◆ Stated goal
Copy all lines in which the word "Headen" can be found.
○ ○ ○
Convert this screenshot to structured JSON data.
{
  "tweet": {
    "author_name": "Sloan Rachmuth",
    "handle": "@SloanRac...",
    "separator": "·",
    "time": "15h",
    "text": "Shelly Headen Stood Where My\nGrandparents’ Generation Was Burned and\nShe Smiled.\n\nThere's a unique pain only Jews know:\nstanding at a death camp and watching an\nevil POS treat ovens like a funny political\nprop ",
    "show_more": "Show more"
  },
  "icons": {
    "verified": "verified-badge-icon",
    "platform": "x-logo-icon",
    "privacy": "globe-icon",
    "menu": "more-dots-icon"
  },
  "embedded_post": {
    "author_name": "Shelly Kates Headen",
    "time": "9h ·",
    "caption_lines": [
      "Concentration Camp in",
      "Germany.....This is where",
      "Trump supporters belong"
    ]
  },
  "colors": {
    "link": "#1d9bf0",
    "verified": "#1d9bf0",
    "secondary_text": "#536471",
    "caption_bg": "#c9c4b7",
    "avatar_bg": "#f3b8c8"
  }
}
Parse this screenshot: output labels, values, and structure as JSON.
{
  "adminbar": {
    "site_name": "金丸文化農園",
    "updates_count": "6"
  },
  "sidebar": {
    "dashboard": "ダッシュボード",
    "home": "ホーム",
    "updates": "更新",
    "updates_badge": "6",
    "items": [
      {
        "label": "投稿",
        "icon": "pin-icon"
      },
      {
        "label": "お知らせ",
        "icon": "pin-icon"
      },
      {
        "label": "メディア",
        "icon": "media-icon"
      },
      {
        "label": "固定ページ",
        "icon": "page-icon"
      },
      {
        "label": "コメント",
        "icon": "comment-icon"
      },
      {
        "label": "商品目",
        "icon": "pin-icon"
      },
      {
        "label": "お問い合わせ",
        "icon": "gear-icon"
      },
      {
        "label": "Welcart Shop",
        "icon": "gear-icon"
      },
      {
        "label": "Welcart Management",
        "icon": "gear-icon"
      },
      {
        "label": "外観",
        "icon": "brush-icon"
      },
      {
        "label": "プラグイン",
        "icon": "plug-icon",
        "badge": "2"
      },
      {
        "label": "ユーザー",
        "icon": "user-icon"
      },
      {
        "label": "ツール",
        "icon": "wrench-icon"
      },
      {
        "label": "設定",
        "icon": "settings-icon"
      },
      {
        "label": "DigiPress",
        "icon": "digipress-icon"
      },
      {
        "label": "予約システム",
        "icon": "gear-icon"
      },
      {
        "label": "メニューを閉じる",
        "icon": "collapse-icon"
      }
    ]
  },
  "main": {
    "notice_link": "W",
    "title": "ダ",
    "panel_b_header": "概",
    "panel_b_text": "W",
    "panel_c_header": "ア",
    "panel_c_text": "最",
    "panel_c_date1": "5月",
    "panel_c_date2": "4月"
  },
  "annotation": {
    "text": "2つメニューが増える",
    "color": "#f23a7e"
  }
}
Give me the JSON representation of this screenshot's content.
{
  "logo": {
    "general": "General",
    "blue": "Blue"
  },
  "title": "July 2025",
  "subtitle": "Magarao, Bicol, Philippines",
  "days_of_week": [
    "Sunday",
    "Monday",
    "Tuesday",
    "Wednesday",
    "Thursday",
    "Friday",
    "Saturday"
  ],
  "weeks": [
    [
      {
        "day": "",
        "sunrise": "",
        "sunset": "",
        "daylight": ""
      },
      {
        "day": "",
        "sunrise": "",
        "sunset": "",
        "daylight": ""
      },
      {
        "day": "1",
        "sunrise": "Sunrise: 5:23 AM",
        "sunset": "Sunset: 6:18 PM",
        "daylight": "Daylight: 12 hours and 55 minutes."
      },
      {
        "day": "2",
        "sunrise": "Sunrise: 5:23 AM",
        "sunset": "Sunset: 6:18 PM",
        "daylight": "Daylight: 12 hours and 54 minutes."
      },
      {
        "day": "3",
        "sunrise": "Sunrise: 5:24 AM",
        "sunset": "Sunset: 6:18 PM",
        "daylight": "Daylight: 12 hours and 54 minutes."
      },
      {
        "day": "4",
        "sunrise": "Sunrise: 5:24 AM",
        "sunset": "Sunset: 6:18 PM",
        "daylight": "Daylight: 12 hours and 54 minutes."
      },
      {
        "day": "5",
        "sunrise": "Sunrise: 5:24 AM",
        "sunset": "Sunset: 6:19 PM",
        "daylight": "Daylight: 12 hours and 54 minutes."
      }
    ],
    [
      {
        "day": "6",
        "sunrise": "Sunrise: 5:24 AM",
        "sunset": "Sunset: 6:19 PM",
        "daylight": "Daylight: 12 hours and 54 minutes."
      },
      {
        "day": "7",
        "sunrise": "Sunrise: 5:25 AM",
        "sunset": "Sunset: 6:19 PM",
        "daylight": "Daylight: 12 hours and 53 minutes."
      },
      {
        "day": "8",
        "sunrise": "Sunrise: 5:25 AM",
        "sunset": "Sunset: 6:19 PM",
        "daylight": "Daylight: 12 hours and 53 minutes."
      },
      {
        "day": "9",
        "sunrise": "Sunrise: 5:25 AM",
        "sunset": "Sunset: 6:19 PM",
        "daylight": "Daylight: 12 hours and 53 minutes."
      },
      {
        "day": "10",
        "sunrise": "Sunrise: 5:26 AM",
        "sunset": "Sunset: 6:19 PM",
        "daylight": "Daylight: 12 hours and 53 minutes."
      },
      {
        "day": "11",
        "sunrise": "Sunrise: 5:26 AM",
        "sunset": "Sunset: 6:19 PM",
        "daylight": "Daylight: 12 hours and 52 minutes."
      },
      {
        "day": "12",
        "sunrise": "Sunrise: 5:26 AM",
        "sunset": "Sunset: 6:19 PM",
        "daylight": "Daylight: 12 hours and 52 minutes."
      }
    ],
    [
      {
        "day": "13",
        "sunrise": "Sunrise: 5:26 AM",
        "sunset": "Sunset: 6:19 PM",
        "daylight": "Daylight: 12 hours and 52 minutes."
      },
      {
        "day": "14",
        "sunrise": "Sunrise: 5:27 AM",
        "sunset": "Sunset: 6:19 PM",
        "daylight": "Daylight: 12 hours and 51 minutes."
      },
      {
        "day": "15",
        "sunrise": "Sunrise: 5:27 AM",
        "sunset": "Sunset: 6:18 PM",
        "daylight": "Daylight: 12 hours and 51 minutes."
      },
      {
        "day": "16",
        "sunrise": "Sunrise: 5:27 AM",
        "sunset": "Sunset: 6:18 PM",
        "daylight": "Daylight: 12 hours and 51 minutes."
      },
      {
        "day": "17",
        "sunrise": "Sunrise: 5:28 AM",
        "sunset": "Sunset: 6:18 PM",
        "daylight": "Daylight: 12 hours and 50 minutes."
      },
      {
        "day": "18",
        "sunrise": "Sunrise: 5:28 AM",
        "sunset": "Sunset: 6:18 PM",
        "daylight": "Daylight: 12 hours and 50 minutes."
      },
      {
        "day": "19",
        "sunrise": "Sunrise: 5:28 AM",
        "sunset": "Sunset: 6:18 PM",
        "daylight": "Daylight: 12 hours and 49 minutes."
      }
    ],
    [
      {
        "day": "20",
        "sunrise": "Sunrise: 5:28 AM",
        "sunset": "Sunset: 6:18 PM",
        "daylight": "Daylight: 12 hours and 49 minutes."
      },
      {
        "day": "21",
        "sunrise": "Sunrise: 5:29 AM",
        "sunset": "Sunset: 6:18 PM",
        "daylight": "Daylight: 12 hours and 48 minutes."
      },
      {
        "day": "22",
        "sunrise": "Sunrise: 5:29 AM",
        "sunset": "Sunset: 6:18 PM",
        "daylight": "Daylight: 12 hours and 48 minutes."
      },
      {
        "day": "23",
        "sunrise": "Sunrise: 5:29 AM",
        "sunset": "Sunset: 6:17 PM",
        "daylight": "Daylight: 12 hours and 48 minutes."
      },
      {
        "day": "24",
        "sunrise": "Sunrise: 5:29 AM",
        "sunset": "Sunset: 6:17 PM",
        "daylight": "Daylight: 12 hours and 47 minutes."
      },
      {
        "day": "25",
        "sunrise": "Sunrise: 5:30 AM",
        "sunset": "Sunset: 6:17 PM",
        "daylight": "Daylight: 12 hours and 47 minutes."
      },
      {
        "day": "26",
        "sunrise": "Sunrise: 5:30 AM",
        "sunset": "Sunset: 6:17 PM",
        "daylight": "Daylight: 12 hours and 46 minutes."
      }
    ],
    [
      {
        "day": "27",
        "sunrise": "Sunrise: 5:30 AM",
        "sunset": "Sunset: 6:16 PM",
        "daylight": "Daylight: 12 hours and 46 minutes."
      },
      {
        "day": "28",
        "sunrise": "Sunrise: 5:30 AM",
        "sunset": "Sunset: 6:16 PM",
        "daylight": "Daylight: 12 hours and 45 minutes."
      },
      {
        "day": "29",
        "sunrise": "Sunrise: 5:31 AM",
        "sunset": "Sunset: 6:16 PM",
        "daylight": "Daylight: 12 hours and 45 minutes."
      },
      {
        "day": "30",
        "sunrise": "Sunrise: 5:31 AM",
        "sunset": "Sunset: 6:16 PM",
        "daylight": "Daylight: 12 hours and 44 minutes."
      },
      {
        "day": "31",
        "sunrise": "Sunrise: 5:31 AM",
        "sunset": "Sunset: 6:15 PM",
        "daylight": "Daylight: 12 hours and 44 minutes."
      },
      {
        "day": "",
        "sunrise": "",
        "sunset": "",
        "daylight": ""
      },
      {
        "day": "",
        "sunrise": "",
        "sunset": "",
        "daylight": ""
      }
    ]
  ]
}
○ ○ ○
◆ Result below
    "text": "Shelly Headen Stood Where My\nGrandparents’ Generation Was Burned and\nShe Smiled.\n\nThere's a unique pain only Jews know:\nstanding at a death camp and watching an\nevil POS treat ovens like a funny political\nprop ",
    "author_name": "Shelly Kates Headen",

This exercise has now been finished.